* Exercise *
Look for the string "Regression" in every line, and copy each line that has it.

* Figure record listings *
▬▬▬▬▬▬▬▬▬▬
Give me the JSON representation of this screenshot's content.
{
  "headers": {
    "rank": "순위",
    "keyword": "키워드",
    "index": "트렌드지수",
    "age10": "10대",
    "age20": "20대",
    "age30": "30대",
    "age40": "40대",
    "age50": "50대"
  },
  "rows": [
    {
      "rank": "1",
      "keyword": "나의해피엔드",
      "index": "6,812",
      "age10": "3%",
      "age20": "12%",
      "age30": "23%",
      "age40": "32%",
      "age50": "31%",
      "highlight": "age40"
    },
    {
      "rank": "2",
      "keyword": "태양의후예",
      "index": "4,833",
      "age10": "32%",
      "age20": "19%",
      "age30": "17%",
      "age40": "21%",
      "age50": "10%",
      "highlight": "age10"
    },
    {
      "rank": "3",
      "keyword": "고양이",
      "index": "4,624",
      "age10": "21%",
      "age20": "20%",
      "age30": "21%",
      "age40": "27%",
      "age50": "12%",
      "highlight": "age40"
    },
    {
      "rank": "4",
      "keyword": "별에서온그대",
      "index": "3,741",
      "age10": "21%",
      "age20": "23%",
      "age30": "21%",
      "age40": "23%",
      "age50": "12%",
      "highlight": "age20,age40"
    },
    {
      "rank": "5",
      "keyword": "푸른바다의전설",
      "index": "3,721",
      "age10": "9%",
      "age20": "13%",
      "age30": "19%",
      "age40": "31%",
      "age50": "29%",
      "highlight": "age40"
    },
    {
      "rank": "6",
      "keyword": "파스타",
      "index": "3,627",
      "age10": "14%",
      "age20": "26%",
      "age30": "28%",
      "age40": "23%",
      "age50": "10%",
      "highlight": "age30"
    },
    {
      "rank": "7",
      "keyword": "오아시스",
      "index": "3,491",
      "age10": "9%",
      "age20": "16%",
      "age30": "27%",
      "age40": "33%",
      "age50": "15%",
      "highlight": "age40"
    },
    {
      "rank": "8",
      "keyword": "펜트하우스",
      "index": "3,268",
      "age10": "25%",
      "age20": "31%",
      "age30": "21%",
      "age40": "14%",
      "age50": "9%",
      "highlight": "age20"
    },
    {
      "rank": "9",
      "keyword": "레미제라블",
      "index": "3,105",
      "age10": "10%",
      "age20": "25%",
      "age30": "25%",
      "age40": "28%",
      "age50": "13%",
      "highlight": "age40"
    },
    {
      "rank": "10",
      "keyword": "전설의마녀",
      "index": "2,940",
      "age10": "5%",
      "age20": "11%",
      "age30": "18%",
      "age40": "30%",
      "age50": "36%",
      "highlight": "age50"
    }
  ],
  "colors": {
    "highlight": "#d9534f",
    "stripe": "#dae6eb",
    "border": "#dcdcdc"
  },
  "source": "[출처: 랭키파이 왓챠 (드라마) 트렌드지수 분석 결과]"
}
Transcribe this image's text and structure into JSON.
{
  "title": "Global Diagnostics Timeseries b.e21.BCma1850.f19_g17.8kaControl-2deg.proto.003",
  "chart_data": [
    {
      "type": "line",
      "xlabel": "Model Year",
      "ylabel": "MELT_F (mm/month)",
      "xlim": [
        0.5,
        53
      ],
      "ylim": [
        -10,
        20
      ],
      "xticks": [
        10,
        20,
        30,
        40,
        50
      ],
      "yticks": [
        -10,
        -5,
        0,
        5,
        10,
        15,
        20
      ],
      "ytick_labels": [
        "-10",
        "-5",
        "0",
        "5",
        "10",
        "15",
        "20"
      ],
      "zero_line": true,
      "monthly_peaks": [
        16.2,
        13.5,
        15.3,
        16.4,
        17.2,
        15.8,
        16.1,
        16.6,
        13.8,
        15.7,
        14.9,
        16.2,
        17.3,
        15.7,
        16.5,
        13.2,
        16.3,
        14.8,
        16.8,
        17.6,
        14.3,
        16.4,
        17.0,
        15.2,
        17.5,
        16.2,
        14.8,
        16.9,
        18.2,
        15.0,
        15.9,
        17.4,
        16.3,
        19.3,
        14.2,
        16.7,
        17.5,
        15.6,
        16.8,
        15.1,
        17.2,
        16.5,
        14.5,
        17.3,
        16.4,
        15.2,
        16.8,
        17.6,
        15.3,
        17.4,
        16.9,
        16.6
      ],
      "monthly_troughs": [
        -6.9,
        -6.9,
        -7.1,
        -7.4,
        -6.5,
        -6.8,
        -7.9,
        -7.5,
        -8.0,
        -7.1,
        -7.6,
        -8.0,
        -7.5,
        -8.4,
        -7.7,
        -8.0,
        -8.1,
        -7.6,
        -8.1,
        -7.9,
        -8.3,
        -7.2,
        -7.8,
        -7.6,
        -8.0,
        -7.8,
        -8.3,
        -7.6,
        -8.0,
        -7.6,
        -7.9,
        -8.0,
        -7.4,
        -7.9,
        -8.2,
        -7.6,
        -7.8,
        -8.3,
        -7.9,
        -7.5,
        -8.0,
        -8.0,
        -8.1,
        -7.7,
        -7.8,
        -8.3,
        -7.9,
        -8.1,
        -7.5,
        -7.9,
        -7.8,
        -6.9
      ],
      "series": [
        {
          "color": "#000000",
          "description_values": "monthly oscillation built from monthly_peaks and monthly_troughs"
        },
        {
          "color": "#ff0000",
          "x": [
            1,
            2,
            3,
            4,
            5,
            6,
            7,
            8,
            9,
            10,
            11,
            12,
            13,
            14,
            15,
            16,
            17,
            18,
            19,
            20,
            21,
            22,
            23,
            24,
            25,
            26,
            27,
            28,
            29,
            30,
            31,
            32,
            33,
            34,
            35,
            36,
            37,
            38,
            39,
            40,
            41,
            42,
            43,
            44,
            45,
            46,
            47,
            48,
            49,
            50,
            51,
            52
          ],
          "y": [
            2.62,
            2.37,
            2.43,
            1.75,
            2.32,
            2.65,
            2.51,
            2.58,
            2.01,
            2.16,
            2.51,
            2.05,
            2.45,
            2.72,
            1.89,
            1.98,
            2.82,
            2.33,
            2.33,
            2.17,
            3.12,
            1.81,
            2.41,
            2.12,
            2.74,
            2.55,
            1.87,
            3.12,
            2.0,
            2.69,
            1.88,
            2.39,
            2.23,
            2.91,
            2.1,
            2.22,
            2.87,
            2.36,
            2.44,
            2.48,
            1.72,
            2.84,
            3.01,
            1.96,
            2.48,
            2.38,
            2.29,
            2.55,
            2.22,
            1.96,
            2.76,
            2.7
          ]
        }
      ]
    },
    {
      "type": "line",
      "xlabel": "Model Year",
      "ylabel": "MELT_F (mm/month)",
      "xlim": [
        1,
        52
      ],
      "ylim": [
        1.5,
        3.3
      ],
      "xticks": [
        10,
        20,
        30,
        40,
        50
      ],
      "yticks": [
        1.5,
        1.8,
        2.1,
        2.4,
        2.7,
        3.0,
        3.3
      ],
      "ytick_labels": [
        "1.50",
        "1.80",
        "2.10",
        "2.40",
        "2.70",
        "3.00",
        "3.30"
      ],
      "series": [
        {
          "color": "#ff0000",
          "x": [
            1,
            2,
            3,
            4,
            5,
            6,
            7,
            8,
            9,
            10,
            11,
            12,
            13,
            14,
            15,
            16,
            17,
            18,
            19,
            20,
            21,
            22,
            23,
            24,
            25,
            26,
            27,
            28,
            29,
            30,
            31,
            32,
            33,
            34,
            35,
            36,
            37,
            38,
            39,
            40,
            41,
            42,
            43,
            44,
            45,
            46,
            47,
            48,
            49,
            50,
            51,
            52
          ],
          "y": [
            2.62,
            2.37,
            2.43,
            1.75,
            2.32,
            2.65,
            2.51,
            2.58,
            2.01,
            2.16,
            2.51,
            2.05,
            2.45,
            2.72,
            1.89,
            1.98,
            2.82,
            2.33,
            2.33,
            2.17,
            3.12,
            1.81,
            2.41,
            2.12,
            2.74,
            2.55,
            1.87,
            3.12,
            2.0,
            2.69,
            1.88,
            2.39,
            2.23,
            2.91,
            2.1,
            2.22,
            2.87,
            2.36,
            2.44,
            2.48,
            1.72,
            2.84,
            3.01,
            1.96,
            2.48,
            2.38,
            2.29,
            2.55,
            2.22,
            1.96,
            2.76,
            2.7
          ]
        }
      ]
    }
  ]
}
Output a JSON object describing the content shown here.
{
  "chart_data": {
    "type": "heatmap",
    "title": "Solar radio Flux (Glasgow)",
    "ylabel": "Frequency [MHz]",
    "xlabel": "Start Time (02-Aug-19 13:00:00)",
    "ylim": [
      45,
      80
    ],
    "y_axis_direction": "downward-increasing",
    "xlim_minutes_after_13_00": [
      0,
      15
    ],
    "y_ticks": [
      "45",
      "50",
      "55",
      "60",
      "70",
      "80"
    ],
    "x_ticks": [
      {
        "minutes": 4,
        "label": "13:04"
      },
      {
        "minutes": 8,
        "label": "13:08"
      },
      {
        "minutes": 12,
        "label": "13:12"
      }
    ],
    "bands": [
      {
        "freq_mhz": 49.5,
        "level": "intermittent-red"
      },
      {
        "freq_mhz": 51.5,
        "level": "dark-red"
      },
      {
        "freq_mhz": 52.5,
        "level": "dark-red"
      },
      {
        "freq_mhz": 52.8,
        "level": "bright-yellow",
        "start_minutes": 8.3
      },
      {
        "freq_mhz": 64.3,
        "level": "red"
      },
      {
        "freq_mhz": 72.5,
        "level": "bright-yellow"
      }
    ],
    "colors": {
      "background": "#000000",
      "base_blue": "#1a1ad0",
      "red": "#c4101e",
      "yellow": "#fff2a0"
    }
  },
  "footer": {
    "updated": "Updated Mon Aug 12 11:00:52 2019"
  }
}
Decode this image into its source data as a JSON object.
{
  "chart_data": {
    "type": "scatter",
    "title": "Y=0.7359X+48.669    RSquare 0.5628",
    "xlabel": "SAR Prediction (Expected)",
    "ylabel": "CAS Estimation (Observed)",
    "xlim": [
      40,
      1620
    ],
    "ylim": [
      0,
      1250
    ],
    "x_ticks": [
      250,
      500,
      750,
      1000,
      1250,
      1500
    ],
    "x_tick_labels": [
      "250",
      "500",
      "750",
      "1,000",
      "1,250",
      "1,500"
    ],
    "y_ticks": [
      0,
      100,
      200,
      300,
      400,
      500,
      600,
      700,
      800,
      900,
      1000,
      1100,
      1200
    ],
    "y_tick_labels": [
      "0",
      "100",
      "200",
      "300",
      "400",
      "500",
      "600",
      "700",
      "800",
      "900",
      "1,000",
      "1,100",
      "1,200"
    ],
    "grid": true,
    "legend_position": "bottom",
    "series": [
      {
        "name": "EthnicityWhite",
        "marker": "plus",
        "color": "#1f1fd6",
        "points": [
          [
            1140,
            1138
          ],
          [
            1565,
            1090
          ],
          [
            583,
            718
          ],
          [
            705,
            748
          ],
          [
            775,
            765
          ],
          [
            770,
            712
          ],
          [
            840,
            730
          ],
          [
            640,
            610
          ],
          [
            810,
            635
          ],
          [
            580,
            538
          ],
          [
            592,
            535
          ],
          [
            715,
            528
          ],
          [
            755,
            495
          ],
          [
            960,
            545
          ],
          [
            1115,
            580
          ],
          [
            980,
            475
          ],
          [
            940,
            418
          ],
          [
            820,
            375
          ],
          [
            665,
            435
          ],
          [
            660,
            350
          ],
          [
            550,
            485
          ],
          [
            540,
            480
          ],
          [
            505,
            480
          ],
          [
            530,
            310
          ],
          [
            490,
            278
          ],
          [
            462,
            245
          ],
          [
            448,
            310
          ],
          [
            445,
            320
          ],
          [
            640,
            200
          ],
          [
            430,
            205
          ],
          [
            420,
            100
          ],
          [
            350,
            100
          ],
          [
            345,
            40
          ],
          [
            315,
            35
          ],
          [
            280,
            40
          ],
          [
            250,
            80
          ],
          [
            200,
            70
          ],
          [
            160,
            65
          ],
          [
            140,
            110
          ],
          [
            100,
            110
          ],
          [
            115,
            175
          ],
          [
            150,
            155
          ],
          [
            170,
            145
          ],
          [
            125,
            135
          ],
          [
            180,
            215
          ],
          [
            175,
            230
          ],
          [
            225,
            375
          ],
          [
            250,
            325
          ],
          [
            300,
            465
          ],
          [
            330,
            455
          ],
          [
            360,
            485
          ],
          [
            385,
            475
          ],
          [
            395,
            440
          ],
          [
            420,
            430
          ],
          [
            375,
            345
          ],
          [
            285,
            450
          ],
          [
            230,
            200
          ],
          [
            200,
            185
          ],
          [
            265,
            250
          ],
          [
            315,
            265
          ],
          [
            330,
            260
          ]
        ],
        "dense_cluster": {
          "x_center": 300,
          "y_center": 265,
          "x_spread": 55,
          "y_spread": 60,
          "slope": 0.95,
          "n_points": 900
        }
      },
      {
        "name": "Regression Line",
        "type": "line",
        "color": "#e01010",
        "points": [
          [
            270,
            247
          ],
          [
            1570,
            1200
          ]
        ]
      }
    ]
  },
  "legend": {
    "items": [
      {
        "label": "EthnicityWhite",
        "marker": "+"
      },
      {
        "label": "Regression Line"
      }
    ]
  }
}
▬▬▬▬▬▬▬▬▬▬
* Expected answer *
        "name": "Regression Line",
        "label": "Regression Line"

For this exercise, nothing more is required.